Task prompt:
Leave the pictures out. Return all other data exactly.
┌──
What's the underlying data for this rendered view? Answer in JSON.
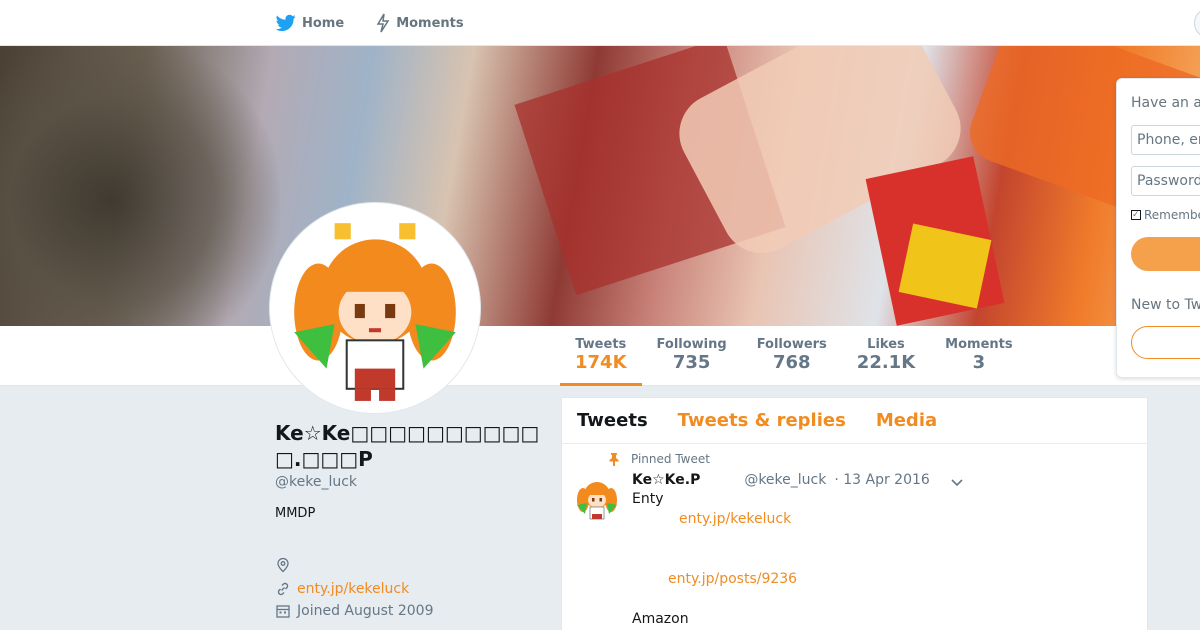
{
  "colors": {
    "accent": "#f08c21",
    "twitter_blue": "#1da1f2",
    "muted": "#657786",
    "background": "#e6ecf0"
  },
  "nav": {
    "home_label": "Home",
    "home_icon": "twitter-bird-icon",
    "moments_label": "Moments",
    "moments_icon": "lightning-icon"
  },
  "stats": [
    {
      "label": "Tweets",
      "value": "174K"
    },
    {
      "label": "Following",
      "value": "735"
    },
    {
      "label": "Followers",
      "value": "768"
    },
    {
      "label": "Likes",
      "value": "22.1K"
    },
    {
      "label": "Moments",
      "value": "3"
    }
  ],
  "profile": {
    "name": "Ke☆Ke□□□□□□□□□□□.□□□P",
    "handle": "@keke_luck",
    "bio": "MMDP",
    "location_icon": "location-pin-icon",
    "url_icon": "link-icon",
    "url": "enty.jp/kekeluck",
    "calendar_icon": "calendar-icon",
    "joined": "Joined August 2009"
  },
  "timeline": {
    "tabs": [
      "Tweets",
      "Tweets & replies",
      "Media"
    ],
    "pinned_label": "Pinned Tweet",
    "tweet": {
      "name": "Ke☆Ke.P",
      "handle": "@keke_luck",
      "date": "· 13 Apr 2016",
      "lines": [
        "Enty",
        "enty.jp/kekeluck",
        "enty.jp/posts/9236",
        "Amazon"
      ]
    }
  },
  "login": {
    "title": "Have an account?",
    "phone_placeholder": "Phone, email or username",
    "password_placeholder": "Password",
    "remember_label": "Remember me",
    "new_label": "New to Twitter?"
  }
}
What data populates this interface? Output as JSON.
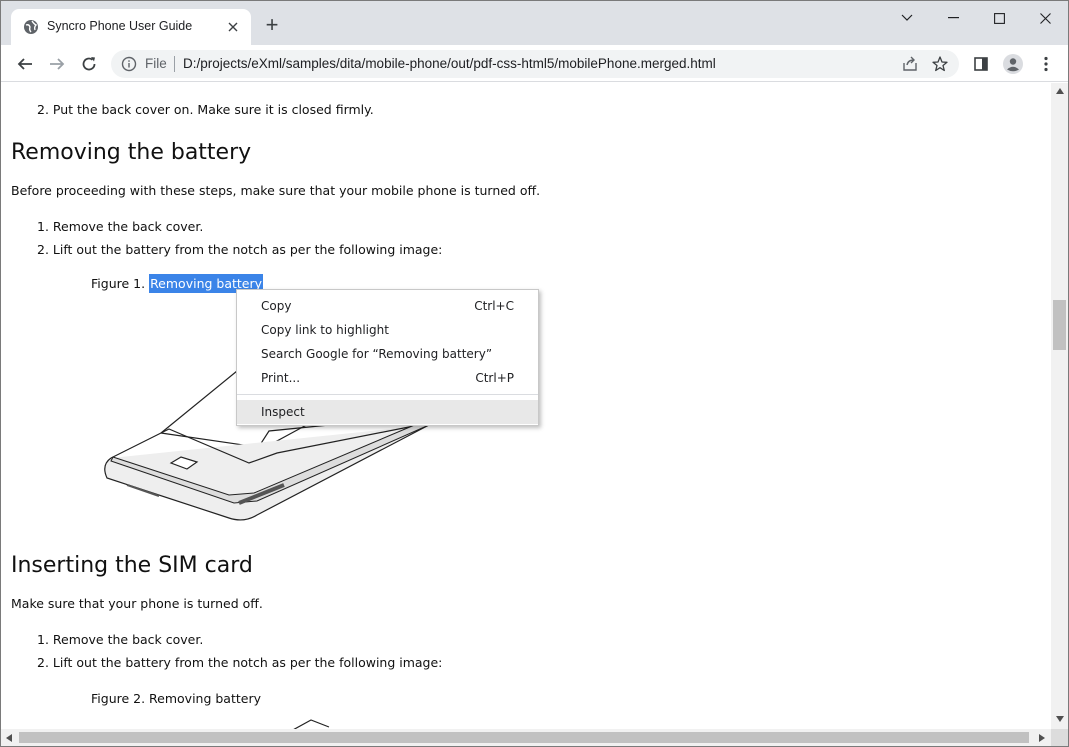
{
  "browser": {
    "tab_title": "Syncro Phone User Guide",
    "new_tab_label": "+",
    "url_scheme": "File",
    "url": "D:/projects/eXml/samples/dita/mobile-phone/out/pdf-css-html5/mobilePhone.merged.html"
  },
  "page": {
    "prev_step": "2. Put the back cover on. Make sure it is closed firmly.",
    "section1": {
      "heading": "Removing the battery",
      "intro": "Before proceeding with these steps, make sure that your mobile phone is turned off.",
      "step1": "1. Remove the back cover.",
      "step2": "2. Lift out the battery from the notch as per the following image:",
      "figure_prefix": "Figure 1.",
      "figure_title": "Removing battery"
    },
    "section2": {
      "heading": "Inserting the SIM card",
      "intro": "Make sure that your phone is turned off.",
      "step1": "1. Remove the back cover.",
      "step2": "2. Lift out the battery from the notch as per the following image:",
      "figure_caption": "Figure 2. Removing battery"
    }
  },
  "context_menu": {
    "copy": "Copy",
    "copy_shortcut": "Ctrl+C",
    "copy_link": "Copy link to highlight",
    "search": "Search Google for “Removing battery”",
    "print": "Print...",
    "print_shortcut": "Ctrl+P",
    "inspect": "Inspect"
  },
  "colors": {
    "selection": "#3b84e8",
    "tabstrip": "#dee1e6",
    "omnibox": "#f1f3f4"
  },
  "icons": [
    "globe-icon",
    "close-icon",
    "back-icon",
    "forward-icon",
    "reload-icon",
    "info-icon",
    "share-icon",
    "star-icon",
    "side-panel-icon",
    "profile-icon",
    "menu-icon",
    "minimize-icon",
    "maximize-icon",
    "chevron-down-icon"
  ]
}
└──
Answer in full:
What's the underlying data for this rendered view? Answer in JSON.
{
  "colors": {
    "accent": "#f08c21",
    "twitter_blue": "#1da1f2",
    "muted": "#657786",
    "background": "#e6ecf0"
  },
  "nav": {
    "home_label": "Home",
    "home_icon": "twitter-bird-icon",
    "moments_label": "Moments",
    "moments_icon": "lightning-icon"
  },
  "stats": [
    {
      "label": "Tweets",
      "value": "174K"
    },
    {
      "label": "Following",
      "value": "735"
    },
    {
      "label": "Followers",
      "value": "768"
    },
    {
      "label": "Likes",
      "value": "22.1K"
    },
    {
      "label": "Moments",
      "value": "3"
    }
  ],
  "profile": {
    "name": "Ke☆Ke□□□□□□□□□□□.□□□P",
    "handle": "@keke_luck",
    "bio": "MMDP",
    "location_icon": "location-pin-icon",
    "url_icon": "link-icon",
    "url": "enty.jp/kekeluck",
    "calendar_icon": "calendar-icon",
    "joined": "Joined August 2009"
  },
  "timeline": {
    "tabs": [
      "Tweets",
      "Tweets & replies",
      "Media"
    ],
    "pinned_label": "Pinned Tweet",
    "tweet": {
      "name": "Ke☆Ke.P",
      "handle": "@keke_luck",
      "date": "· 13 Apr 2016",
      "lines": [
        "Enty",
        "enty.jp/kekeluck",
        "enty.jp/posts/9236",
        "Amazon"
      ]
    }
  },
  "login": {
    "title": "Have an account?",
    "phone_placeholder": "Phone, email or username",
    "password_placeholder": "Password",
    "remember_label": "Remember me",
    "new_label": "New to Twitter?"
  }
}
What data populates this interface? Output as JSON.
{
  "browser": {
    "tab_title": "Syncro Phone User Guide",
    "new_tab_label": "+",
    "url_scheme": "File",
    "url": "D:/projects/eXml/samples/dita/mobile-phone/out/pdf-css-html5/mobilePhone.merged.html"
  },
  "page": {
    "prev_step": "2. Put the back cover on. Make sure it is closed firmly.",
    "section1": {
      "heading": "Removing the battery",
      "intro": "Before proceeding with these steps, make sure that your mobile phone is turned off.",
      "step1": "1. Remove the back cover.",
      "step2": "2. Lift out the battery from the notch as per the following image:",
      "figure_prefix": "Figure 1.",
      "figure_title": "Removing battery"
    },
    "section2": {
      "heading": "Inserting the SIM card",
      "intro": "Make sure that your phone is turned off.",
      "step1": "1. Remove the back cover.",
      "step2": "2. Lift out the battery from the notch as per the following image:",
      "figure_caption": "Figure 2. Removing battery"
    }
  },
  "context_menu": {
    "copy": "Copy",
    "copy_shortcut": "Ctrl+C",
    "copy_link": "Copy link to highlight",
    "search": "Search Google for “Removing battery”",
    "print": "Print...",
    "print_shortcut": "Ctrl+P",
    "inspect": "Inspect"
  },
  "colors": {
    "selection": "#3b84e8",
    "tabstrip": "#dee1e6",
    "omnibox": "#f1f3f4"
  },
  "icons": [
    "globe-icon",
    "close-icon",
    "back-icon",
    "forward-icon",
    "reload-icon",
    "info-icon",
    "share-icon",
    "star-icon",
    "side-panel-icon",
    "profile-icon",
    "menu-icon",
    "minimize-icon",
    "maximize-icon",
    "chevron-down-icon"
  ]
}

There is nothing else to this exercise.